### Problem
Copy the listing's lines character for character, starting at the line that contains "- y-tick-label: .15: [32, 24, 58, 53]" and ending after the line that contains "- point: [441, 545, 457, 561]", with both of those lines included.

+ + + + + + +

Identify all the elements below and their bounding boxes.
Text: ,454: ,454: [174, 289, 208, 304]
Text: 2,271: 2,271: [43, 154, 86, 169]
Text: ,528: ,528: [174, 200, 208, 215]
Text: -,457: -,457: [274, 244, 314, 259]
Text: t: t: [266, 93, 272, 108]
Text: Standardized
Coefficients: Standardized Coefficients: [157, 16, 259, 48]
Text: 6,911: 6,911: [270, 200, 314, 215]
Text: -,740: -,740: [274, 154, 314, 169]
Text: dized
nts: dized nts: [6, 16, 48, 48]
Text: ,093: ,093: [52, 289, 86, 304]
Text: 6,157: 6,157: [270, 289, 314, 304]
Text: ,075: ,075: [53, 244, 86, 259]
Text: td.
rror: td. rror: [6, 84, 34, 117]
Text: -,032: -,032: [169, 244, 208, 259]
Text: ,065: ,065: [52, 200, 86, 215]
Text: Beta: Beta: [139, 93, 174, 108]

+ + + + + + +

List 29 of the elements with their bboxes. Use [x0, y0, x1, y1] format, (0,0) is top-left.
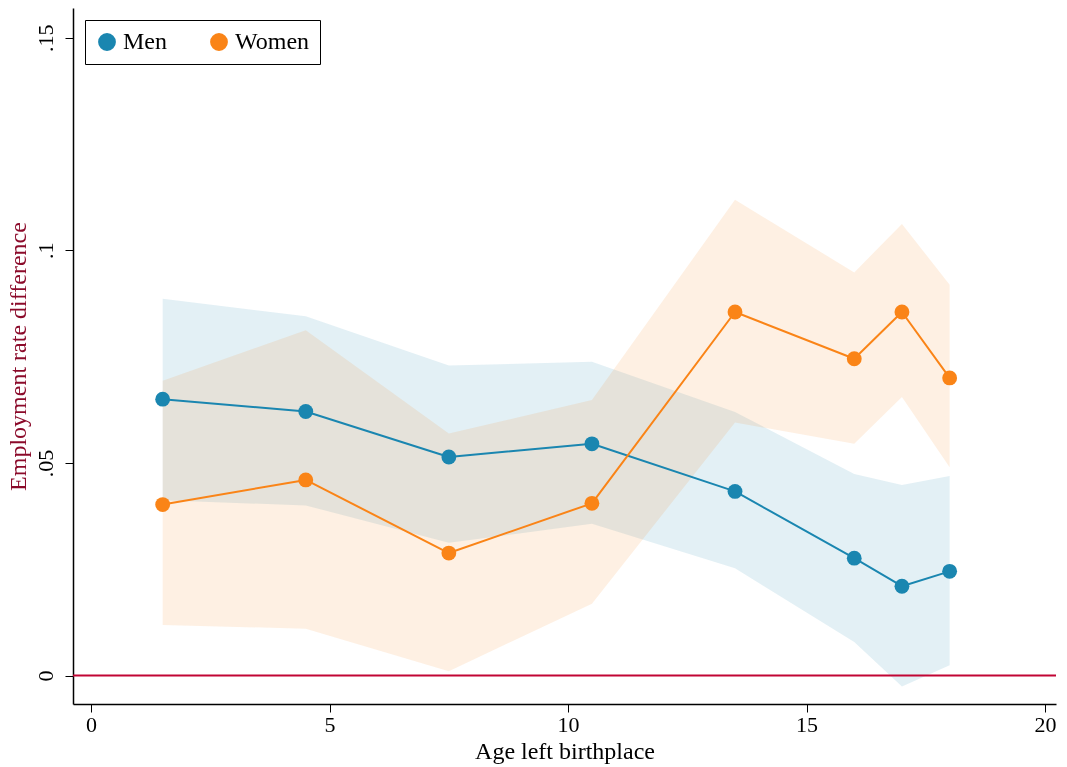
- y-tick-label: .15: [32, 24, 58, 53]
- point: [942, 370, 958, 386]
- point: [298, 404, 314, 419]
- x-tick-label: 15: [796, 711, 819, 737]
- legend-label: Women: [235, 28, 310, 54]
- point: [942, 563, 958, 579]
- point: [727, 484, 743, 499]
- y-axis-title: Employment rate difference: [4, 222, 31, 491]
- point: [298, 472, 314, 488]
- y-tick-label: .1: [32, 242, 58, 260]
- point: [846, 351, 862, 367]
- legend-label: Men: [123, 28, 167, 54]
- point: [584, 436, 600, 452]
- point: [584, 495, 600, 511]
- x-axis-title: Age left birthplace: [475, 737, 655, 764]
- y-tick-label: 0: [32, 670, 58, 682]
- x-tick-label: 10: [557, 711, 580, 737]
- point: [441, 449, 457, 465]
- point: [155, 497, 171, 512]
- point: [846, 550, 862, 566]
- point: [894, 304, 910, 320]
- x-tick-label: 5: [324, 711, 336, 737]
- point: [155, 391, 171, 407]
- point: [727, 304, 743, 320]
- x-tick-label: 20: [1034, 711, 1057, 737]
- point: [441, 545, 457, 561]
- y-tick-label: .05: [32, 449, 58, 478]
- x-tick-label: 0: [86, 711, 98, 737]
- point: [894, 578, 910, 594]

+ + + + + + +

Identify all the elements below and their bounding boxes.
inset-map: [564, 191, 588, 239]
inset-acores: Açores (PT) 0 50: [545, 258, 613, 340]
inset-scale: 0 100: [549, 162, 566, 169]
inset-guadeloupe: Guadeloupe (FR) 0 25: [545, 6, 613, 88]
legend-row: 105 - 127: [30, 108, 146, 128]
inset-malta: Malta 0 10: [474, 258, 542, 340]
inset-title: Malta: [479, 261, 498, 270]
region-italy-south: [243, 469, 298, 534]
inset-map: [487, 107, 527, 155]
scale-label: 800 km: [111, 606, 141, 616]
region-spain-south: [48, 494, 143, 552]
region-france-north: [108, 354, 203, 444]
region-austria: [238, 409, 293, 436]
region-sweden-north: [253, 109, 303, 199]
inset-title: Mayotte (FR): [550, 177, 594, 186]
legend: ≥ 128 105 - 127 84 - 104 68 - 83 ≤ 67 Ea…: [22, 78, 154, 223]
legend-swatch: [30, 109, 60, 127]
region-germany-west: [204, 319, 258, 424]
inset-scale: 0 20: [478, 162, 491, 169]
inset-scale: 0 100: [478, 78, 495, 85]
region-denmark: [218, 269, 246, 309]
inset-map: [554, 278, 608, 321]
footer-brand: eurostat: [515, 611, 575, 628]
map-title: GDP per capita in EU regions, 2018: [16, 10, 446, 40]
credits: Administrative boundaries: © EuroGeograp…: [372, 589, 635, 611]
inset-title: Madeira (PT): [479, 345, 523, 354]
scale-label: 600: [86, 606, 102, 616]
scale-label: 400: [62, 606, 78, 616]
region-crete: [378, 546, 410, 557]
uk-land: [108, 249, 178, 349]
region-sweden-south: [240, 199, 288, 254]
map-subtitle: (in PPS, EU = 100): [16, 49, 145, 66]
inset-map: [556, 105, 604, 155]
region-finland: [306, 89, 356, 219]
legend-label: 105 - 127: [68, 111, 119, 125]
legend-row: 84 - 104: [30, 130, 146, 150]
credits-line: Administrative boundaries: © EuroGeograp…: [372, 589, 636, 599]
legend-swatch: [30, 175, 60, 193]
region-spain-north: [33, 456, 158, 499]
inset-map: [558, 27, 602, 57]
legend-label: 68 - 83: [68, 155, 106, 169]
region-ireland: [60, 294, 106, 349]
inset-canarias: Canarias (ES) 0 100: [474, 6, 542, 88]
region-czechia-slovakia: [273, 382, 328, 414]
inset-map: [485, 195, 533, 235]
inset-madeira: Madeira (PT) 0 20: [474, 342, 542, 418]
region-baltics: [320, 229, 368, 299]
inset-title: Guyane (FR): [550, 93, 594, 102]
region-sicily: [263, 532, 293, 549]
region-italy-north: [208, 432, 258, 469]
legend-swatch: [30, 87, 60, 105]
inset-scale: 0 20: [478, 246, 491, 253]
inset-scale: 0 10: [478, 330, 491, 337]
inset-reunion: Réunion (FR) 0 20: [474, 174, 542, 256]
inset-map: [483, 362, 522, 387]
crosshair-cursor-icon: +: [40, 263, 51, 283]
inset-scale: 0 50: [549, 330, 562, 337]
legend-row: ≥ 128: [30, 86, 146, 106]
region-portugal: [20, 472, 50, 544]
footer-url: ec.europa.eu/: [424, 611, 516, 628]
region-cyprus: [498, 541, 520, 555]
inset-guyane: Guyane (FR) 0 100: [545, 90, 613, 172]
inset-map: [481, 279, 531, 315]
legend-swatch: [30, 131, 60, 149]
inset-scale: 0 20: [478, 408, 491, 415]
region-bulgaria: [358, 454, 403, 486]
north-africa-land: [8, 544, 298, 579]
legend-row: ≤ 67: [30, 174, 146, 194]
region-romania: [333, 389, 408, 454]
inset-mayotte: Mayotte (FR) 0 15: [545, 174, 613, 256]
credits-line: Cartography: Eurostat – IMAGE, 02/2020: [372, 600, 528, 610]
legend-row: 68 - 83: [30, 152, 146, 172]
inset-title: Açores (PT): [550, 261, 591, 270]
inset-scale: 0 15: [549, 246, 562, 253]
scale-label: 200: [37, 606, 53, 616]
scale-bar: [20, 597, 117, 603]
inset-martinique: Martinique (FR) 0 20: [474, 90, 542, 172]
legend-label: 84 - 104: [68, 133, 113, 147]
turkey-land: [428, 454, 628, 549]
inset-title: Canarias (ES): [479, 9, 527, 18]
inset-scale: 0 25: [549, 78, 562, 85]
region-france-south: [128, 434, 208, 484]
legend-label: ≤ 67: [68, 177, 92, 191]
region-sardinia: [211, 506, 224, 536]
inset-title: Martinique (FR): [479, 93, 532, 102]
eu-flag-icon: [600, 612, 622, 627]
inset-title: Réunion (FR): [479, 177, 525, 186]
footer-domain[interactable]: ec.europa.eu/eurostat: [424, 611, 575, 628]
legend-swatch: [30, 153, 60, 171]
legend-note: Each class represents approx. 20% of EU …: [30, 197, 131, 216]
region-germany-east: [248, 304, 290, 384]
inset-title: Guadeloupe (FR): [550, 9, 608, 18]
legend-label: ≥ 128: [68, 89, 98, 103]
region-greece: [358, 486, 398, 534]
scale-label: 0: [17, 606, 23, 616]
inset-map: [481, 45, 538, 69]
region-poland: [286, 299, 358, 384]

+ + + + + + +

### Solution to this exercise
- y-tick-label: .15: [32, 24, 58, 53]
- point: [942, 370, 958, 386]
- point: [298, 404, 314, 419]
- x-tick-label: 15: [796, 711, 819, 737]
- legend-label: Women: [235, 28, 310, 54]
- point: [942, 563, 958, 579]
- point: [727, 484, 743, 499]
- y-axis-title: Employment rate difference: [4, 222, 31, 491]
- point: [298, 472, 314, 488]
- y-tick-label: .1: [32, 242, 58, 260]
- point: [846, 351, 862, 367]
- legend-label: Men: [123, 28, 167, 54]
- point: [584, 436, 600, 452]
- point: [584, 495, 600, 511]
- x-axis-title: Age left birthplace: [475, 737, 655, 764]
- y-tick-label: 0: [32, 670, 58, 682]
- x-tick-label: 10: [557, 711, 580, 737]
- point: [441, 449, 457, 465]
- point: [155, 497, 171, 512]
- point: [846, 550, 862, 566]
- point: [894, 304, 910, 320]
- x-tick-label: 5: [324, 711, 336, 737]
- point: [155, 391, 171, 407]
- point: [727, 304, 743, 320]
- x-tick-label: 20: [1034, 711, 1057, 737]
- point: [441, 545, 457, 561]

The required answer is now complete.